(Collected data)
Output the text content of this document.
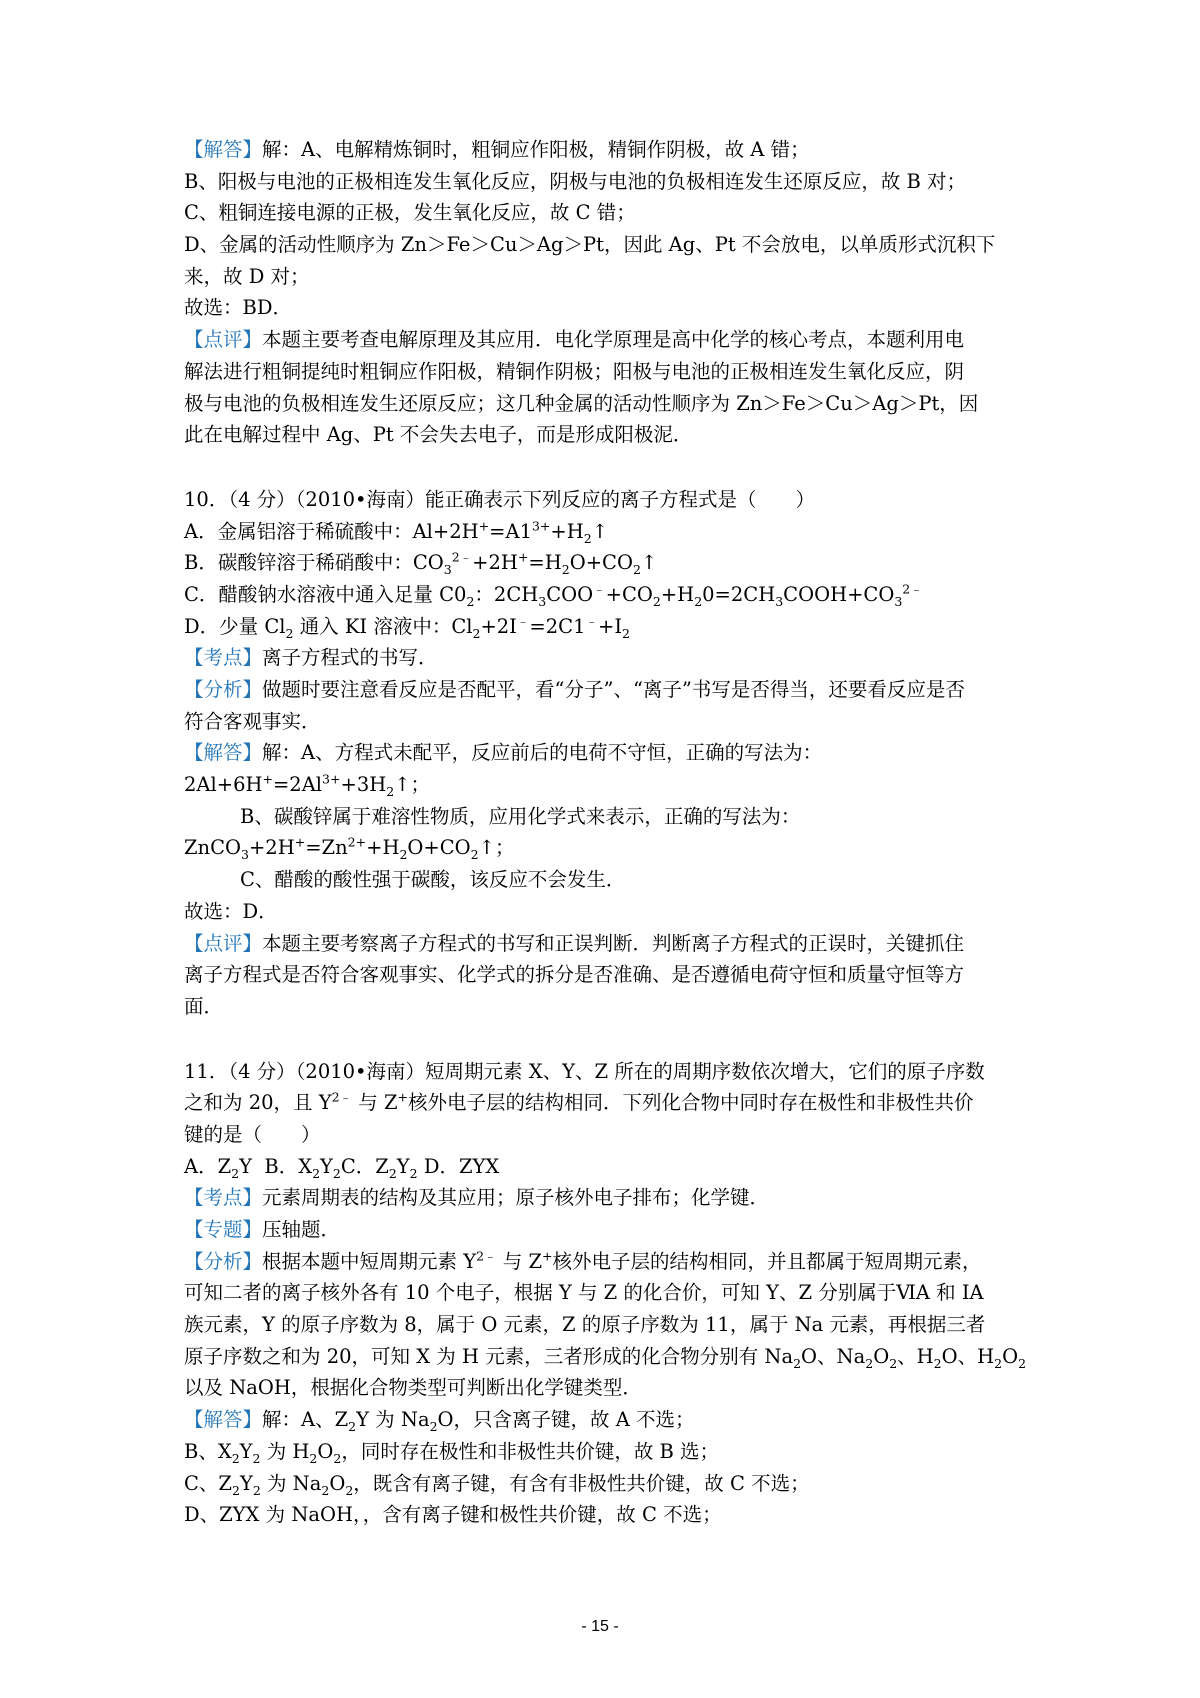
【解答】解：A、电解精炼铜时，粗铜应作阳极，精铜作阴极，故 A 错；
B、阳极与电池的正极相连发生氧化反应，阴极与电池的负极相连发生还原反应，故 B 对；
C、粗铜连接电源的正极，发生氧化反应，故 C 错；
D、金属的活动性顺序为 Zn＞Fe＞Cu＞Ag＞Pt，因此 Ag、Pt 不会放电，以单质形式沉积下
来，故 D 对；
故选：BD．
【点评】本题主要考查电解原理及其应用．电化学原理是高中化学的核心考点，本题利用电
解法进行粗铜提纯时粗铜应作阳极，精铜作阴极；阳极与电池的正极相连发生氧化反应，阴
极与电池的负极相连发生还原反应；这几种金属的活动性顺序为 Zn＞Fe＞Cu＞Ag＞Pt，因
此在电解过程中 Ag、Pt 不会失去电子，而是形成阳极泥．
10．（4 分）（2010•海南）能正确表示下列反应的离子方程式是（　　）
A．金属铝溶于稀硫酸中：$Al+2H^+=A1^{3+}+H_2↑$
B．碳酸锌溶于稀硝酸中：$CO_3^{2﹣}+2H^+=H_2O+CO_2↑$
C．醋酸钠水溶液中通入足量 $C0_2$：$2CH_3COO^﹣+CO_2+H_20=2CH_3COOH+CO_3^{2﹣}$
D．少量 $Cl_2$ 通入 KI 溶液中：$Cl_2+2I^﹣=2C1^﹣+I_2$
【考点】离子方程式的书写．
【分析】做题时要注意看反应是否配平，看“分子”、“离子”书写是否得当，还要看反应是否
符合客观事实．
【解答】解：A、方程式未配平，反应前后的电荷不守恒，正确的写法为：
$2Al+6H^+=2Al^{3+}+3H_2↑$；
B、碳酸锌属于难溶性物质，应用化学式来表示，正确的写法为：
$ZnCO_3+2H^+=Zn^{2+}+H_2O+CO_2↑$；
C、醋酸的酸性强于碳酸，该反应不会发生．
故选：D．
【点评】本题主要考察离子方程式的书写和正误判断．判断离子方程式的正误时，关键抓住
离子方程式是否符合客观事实、化学式的拆分是否准确、是否遵循电荷守恒和质量守恒等方
面．
11．（4 分）（2010•海南）短周期元素 X、Y、Z 所在的周期序数依次增大，它们的原子序数
之和为 20，且 $Y^{2﹣}$ 与 Z+核外电子层的结构相同．下列化合物中同时存在极性和非极性共价
键的是（　　）
A．$Z_2Y$  B．$X_2Y_2C$．$Z_2Y_2$ D．ZYX
【考点】元素周期表的结构及其应用；原子核外电子排布；化学键．
【专题】压轴题．
【分析】根据本题中短周期元素 $Y^{2﹣}$ 与 Z+核外电子层的结构相同，并且都属于短周期元素，
可知二者的离子核外各有 10 个电子，根据 Y 与 Z 的化合价，可知 Y、Z 分别属于ⅥA 和 IA
族元素，Y 的原子序数为 8，属于 O 元素，Z 的原子序数为 11，属于 Na 元素，再根据三者
原子序数之和为 20，可知 X 为 H 元素，三者形成的化合物分别有 $Na_2O$、$Na_2O_2$、$H_2O$、$H_2O_2$
以及 NaOH，根据化合物类型可判断出化学键类型．
【解答】解：A、$Z_2Y$ 为 $Na_2O$，只含离子键，故 A 不选；
B、$X_2Y_2$ 为 $H_2O_2$，同时存在极性和非极性共价键，故 B 选；
C、$Z_2Y_2$ 为 $Na_2O_2$，既含有离子键，有含有非极性共价键，故 C 不选；
D、ZYX 为 NaOH，，含有离子键和极性共价键，故 C 不选；
- 15 -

WHAT IS BEING ASKED: Extract every line above containing the word "精铜作阴极".

PROBLEM SOLUTION:
【解答】解：A、电解精炼铜时，粗铜应作阳极，精铜作阴极，故 A 错；
解法进行粗铜提纯时粗铜应作阳极，精铜作阴极；阳极与电池的正极相连发生氧化反应，阴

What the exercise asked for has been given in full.